#### Stated task
Where a line holds the word "this", copy that line.
── Material shown
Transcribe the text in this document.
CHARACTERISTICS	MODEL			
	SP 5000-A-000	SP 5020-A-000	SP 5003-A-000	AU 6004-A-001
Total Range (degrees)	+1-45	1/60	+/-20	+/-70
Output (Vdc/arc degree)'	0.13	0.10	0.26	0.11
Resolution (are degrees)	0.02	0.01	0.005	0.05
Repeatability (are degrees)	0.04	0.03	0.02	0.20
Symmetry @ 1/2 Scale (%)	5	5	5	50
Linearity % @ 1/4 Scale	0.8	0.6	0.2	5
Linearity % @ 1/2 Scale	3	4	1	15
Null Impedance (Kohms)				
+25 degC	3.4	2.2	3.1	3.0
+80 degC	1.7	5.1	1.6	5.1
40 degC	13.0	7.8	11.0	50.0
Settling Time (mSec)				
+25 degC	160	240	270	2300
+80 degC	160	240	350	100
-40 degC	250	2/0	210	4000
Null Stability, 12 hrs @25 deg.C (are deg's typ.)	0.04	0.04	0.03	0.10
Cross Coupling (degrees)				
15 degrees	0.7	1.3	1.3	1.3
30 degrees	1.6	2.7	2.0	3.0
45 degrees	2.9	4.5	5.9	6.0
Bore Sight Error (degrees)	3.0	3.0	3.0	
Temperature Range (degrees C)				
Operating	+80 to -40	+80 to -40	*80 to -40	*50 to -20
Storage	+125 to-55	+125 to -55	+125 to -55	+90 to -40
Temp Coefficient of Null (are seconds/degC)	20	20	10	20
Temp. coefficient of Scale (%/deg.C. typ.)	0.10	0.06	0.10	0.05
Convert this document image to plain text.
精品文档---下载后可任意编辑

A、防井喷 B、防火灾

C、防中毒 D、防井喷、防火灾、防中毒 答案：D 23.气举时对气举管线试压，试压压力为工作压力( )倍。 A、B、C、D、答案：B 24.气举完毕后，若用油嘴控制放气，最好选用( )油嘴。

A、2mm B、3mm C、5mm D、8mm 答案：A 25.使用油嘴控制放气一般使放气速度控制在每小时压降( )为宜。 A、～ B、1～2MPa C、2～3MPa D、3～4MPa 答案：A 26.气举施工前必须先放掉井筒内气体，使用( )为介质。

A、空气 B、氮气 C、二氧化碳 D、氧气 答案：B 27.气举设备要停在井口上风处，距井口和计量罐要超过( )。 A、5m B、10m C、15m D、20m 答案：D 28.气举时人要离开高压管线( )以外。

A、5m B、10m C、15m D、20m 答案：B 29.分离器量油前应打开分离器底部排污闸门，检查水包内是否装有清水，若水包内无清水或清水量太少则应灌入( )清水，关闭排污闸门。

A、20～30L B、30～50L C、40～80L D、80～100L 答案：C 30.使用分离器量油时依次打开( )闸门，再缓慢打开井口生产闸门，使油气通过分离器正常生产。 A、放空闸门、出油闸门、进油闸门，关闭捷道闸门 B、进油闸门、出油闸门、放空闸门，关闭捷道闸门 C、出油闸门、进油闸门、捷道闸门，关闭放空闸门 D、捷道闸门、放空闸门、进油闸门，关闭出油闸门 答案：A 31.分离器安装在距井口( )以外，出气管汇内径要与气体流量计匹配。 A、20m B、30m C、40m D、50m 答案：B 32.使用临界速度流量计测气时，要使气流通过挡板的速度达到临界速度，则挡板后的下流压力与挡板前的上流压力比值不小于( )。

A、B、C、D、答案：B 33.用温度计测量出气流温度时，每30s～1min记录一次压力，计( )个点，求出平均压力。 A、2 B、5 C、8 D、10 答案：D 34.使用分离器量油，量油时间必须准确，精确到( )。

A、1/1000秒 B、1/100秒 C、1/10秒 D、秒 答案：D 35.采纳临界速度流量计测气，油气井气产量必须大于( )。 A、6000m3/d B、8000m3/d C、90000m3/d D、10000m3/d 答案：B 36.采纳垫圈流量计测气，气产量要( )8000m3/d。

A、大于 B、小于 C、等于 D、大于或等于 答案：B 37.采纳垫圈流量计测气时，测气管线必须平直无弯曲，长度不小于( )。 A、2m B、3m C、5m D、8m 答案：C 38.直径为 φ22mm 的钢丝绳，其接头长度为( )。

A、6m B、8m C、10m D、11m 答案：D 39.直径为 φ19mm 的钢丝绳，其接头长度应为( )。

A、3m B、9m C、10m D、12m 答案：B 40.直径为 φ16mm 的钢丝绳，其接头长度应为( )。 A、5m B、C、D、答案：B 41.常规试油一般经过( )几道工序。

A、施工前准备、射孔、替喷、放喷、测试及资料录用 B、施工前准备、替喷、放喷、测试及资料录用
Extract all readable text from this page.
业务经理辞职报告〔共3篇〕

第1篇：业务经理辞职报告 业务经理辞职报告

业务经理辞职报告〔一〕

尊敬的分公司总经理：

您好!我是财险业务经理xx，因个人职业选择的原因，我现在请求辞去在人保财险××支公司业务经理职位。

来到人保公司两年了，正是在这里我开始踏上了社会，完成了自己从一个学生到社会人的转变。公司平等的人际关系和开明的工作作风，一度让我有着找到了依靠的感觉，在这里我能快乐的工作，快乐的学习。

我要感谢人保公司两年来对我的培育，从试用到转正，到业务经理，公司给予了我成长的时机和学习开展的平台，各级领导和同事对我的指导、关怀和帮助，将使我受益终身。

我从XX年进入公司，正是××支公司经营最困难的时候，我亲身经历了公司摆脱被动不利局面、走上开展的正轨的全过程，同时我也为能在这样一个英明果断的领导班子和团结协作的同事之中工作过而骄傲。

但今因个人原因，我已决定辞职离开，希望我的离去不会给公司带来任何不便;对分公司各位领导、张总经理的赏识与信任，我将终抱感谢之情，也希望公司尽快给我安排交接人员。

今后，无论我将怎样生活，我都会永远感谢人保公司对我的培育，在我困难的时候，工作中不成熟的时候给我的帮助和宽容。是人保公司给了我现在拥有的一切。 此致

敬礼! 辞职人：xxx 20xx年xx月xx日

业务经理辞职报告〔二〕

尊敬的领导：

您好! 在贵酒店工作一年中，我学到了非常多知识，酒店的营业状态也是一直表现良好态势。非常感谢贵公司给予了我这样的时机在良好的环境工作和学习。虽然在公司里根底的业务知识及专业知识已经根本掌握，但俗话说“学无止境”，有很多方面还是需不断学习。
────
#### Reply to the task
Transcribe the text in this document.
Convert this document image to plain text.
Extract all readable text from this page.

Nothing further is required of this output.